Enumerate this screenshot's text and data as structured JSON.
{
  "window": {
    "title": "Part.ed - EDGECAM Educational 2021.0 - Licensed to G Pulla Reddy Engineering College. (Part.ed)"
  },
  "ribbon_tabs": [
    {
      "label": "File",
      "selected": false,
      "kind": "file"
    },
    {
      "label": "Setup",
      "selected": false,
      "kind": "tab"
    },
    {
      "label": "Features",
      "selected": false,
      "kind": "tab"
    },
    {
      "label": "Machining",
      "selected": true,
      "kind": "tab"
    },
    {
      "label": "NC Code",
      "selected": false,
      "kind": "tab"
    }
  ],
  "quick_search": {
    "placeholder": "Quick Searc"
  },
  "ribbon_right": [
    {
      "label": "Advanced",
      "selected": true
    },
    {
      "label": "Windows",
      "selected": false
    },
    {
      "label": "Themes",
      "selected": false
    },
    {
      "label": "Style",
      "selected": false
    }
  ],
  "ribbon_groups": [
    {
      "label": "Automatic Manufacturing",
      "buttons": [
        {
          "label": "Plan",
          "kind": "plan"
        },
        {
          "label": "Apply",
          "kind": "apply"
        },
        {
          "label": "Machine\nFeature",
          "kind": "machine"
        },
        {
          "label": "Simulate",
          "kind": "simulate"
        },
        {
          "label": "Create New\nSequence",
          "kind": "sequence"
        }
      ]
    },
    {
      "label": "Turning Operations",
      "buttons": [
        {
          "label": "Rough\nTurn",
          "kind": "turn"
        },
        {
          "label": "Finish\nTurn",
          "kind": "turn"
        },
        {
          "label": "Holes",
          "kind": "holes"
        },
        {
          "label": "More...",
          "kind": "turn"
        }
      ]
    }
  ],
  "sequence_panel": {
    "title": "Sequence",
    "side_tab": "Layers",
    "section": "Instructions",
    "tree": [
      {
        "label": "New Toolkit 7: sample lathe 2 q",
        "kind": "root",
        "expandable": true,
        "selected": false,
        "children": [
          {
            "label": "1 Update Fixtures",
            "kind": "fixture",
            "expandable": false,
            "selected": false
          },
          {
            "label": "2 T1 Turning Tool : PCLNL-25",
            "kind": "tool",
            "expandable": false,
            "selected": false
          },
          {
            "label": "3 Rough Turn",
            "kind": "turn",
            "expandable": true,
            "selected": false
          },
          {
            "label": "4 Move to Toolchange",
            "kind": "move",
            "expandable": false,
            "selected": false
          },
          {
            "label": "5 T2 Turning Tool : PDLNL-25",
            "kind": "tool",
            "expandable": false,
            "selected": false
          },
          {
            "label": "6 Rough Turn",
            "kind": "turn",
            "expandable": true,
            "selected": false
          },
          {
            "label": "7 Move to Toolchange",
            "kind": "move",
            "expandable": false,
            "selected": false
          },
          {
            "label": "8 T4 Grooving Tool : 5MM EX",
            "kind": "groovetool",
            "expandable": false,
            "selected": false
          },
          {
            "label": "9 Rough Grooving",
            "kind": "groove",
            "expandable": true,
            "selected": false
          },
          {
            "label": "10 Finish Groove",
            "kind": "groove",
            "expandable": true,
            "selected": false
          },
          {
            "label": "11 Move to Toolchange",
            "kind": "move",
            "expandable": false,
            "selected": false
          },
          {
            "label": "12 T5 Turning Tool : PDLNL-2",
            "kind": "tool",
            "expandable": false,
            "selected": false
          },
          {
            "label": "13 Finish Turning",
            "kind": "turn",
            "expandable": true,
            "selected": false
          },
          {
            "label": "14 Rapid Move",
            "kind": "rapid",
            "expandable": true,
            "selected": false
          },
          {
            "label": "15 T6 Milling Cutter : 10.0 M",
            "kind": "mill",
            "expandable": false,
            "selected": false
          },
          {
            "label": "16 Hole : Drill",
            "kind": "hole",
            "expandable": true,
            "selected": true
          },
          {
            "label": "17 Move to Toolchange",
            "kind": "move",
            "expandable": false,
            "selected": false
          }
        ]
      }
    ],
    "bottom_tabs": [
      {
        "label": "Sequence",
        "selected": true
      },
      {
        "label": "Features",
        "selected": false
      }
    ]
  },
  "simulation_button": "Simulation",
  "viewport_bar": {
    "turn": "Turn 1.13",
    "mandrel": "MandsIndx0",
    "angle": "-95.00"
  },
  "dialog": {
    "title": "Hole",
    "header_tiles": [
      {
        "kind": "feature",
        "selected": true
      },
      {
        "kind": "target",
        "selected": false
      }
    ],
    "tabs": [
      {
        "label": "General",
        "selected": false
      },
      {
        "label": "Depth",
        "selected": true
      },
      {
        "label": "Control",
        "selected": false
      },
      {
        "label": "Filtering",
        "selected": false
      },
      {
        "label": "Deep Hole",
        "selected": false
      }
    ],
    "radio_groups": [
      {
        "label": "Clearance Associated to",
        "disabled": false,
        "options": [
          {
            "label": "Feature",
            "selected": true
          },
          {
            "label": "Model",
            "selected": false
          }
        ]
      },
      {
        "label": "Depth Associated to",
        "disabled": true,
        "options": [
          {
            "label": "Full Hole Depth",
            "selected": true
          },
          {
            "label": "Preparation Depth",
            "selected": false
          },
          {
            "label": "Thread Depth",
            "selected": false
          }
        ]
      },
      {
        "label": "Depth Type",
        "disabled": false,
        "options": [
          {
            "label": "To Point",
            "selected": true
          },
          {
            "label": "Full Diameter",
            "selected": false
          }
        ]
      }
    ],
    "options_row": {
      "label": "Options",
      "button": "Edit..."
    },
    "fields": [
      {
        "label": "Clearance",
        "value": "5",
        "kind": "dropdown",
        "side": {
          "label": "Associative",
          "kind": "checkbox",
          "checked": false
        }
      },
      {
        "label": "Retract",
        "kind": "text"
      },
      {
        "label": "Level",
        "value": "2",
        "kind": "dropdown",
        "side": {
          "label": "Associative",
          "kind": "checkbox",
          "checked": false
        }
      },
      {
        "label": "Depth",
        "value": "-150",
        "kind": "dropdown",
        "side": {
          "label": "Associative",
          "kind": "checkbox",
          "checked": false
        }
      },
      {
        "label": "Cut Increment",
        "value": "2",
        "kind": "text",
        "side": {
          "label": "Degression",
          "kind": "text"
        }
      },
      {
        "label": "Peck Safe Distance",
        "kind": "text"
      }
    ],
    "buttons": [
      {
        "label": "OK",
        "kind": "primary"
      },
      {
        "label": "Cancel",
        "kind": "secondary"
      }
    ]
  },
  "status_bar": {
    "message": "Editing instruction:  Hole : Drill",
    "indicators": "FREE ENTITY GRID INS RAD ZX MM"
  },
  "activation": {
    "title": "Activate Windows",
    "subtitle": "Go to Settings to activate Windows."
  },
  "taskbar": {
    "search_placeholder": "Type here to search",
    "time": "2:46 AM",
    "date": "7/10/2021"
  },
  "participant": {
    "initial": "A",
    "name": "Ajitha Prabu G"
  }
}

====

Return each line of the data exactly as written above.

Enumerate this screenshot's text and data as structured JSON.
{
  "window": {
    "title": "Part.ed - EDGECAM Educational 2021.0 - Licensed to G Pulla Reddy Engineering College. (Part.ed)"
  },
  "ribbon_tabs": [
    {
      "label": "File",
      "selected": false,
      "kind": "file"
    },
    {
      "label": "Setup",
      "selected": false,
      "kind": "tab"
    },
    {
      "label": "Features",
      "selected": false,
      "kind": "tab"
    },
    {
      "label": "Machining",
      "selected": true,
      "kind": "tab"
    },
    {
      "label": "NC Code",
      "selected": false,
      "kind": "tab"
    }
  ],
  "quick_search": {
    "placeholder": "Quick Searc"
  },
  "ribbon_right": [
    {
      "label": "Advanced",
      "selected": true
    },
    {
      "label": "Windows",
      "selected": false
    },
    {
      "label": "Themes",
      "selected": false
    },
    {
      "label": "Style",
      "selected": false
    }
  ],
  "ribbon_groups": [
    {
      "label": "Automatic Manufacturing",
      "buttons": [
        {
          "label": "Plan",
          "kind": "plan"
        },
        {
          "label": "Apply",
          "kind": "apply"
        },
        {
          "label": "Machine\nFeature",
          "kind": "machine"
        },
        {
          "label": "Simulate",
          "kind": "simulate"
        },
        {
          "label": "Create New\nSequence",
          "kind": "sequence"
        }
      ]
    },
    {
      "label": "Turning Operations",
      "buttons": [
        {
          "label": "Rough\nTurn",
          "kind": "turn"
        },
        {
          "label": "Finish\nTurn",
          "kind": "turn"
        },
        {
          "label": "Holes",
          "kind": "holes"
        },
        {
          "label": "More...",
          "kind": "turn"
        }
      ]
    }
  ],
  "sequence_panel": {
    "title": "Sequence",
    "side_tab": "Layers",
    "section": "Instructions",
    "tree": [
      {
        "label": "New Toolkit 7: sample lathe 2 q",
        "kind": "root",
        "expandable": true,
        "selected": false,
        "children": [
          {
            "label": "1 Update Fixtures",
            "kind": "fixture",
            "expandable": false,
            "selected": false
          },
          {
            "label": "2 T1 Turning Tool : PCLNL-25",
            "kind": "tool",
            "expandable": false,
            "selected": false
          },
          {
            "label": "3 Rough Turn",
            "kind": "turn",
            "expandable": true,
            "selected": false
          },
          {
            "label": "4 Move to Toolchange",
            "kind": "move",
            "expandable": false,
            "selected": false
          },
          {
            "label": "5 T2 Turning Tool : PDLNL-25",
            "kind": "tool",
            "expandable": false,
            "selected": false
          },
          {
            "label": "6 Rough Turn",
            "kind": "turn",
            "expandable": true,
            "selected": false
          },
          {
            "label": "7 Move to Toolchange",
            "kind": "move",
            "expandable": false,
            "selected": false
          },
          {
            "label": "8 T4 Grooving Tool : 5MM EX",
            "kind": "groovetool",
            "expandable": false,
            "selected": false
          },
          {
            "label": "9 Rough Grooving",
            "kind": "groove",
            "expandable": true,
            "selected": false
          },
          {
            "label": "10 Finish Groove",
            "kind": "groove",
            "expandable": true,
            "selected": false
          },
          {
            "label": "11 Move to Toolchange",
            "kind": "move",
            "expandable": false,
            "selected": false
          },
          {
            "label": "12 T5 Turning Tool : PDLNL-2",
            "kind": "tool",
            "expandable": false,
            "selected": false
          },
          {
            "label": "13 Finish Turning",
            "kind": "turn",
            "expandable": true,
            "selected": false
          },
          {
            "label": "14 Rapid Move",
            "kind": "rapid",
            "expandable": true,
            "selected": false
          },
          {
            "label": "15 T6 Milling Cutter : 10.0 M",
            "kind": "mill",
            "expandable": false,
            "selected": false
          },
          {
            "label": "16 Hole : Drill",
            "kind": "hole",
            "expandable": true,
            "selected": true
          },
          {
            "label": "17 Move to Toolchange",
            "kind": "move",
            "expandable": false,
            "selected": false
          }
        ]
      }
    ],
    "bottom_tabs": [
      {
        "label": "Sequence",
        "selected": true
      },
      {
        "label": "Features",
        "selected": false
      }
    ]
  },
  "simulation_button": "Simulation",
  "viewport_bar": {
    "turn": "Turn 1.13",
    "mandrel": "MandsIndx0",
    "angle": "-95.00"
  },
  "dialog": {
    "title": "Hole",
    "header_tiles": [
      {
        "kind": "feature",
        "selected": true
      },
      {
        "kind": "target",
        "selected": false
      }
    ],
    "tabs": [
      {
        "label": "General",
        "selected": false
      },
      {
        "label": "Depth",
        "selected": true
      },
      {
        "label": "Control",
        "selected": false
      },
      {
        "label": "Filtering",
        "selected": false
      },
      {
        "label": "Deep Hole",
        "selected": false
      }
    ],
    "radio_groups": [
      {
        "label": "Clearance Associated to",
        "disabled": false,
        "options": [
          {
            "label": "Feature",
            "selected": true
          },
          {
            "label": "Model",
            "selected": false
          }
        ]
      },
      {
        "label": "Depth Associated to",
        "disabled": true,
        "options": [
          {
            "label": "Full Hole Depth",
            "selected": true
          },
          {
            "label": "Preparation Depth",
            "selected": false
          },
          {
            "label": "Thread Depth",
            "selected": false
          }
        ]
      },
      {
        "label": "Depth Type",
        "disabled": false,
        "options": [
          {
            "label": "To Point",
            "selected": true
          },
          {
            "label": "Full Diameter",
            "selected": false
          }
        ]
      }
    ],
    "options_row": {
      "label": "Options",
      "button": "Edit..."
    },
    "fields": [
      {
        "label": "Clearance",
        "value": "5",
        "kind": "dropdown",
        "side": {
          "label": "Associative",
          "kind": "checkbox",
          "checked": false
        }
      },
      {
        "label": "Retract",
        "kind": "text"
      },
      {
        "label": "Level",
        "value": "2",
        "kind": "dropdown",
        "side": {
          "label": "Associative",
          "kind": "checkbox",
          "checked": false
        }
      },
      {
        "label": "Depth",
        "value": "-150",
        "kind": "dropdown",
        "side": {
          "label": "Associative",
          "kind": "checkbox",
          "checked": false
        }
      },
      {
        "label": "Cut Increment",
        "value": "2",
        "kind": "text",
        "side": {
          "label": "Degression",
          "kind": "text"
        }
      },
      {
        "label": "Peck Safe Distance",
        "kind": "text"
      }
    ],
    "buttons": [
      {
        "label": "OK",
        "kind": "primary"
      },
      {
        "label": "Cancel",
        "kind": "secondary"
      }
    ]
  },
  "status_bar": {
    "message": "Editing instruction:  Hole : Drill",
    "indicators": "FREE ENTITY GRID INS RAD ZX MM"
  },
  "activation": {
    "title": "Activate Windows",
    "subtitle": "Go to Settings to activate Windows."
  },
  "taskbar": {
    "search_placeholder": "Type here to search",
    "time": "2:46 AM",
    "date": "7/10/2021"
  },
  "participant": {
    "initial": "A",
    "name": "Ajitha Prabu G"
  }
}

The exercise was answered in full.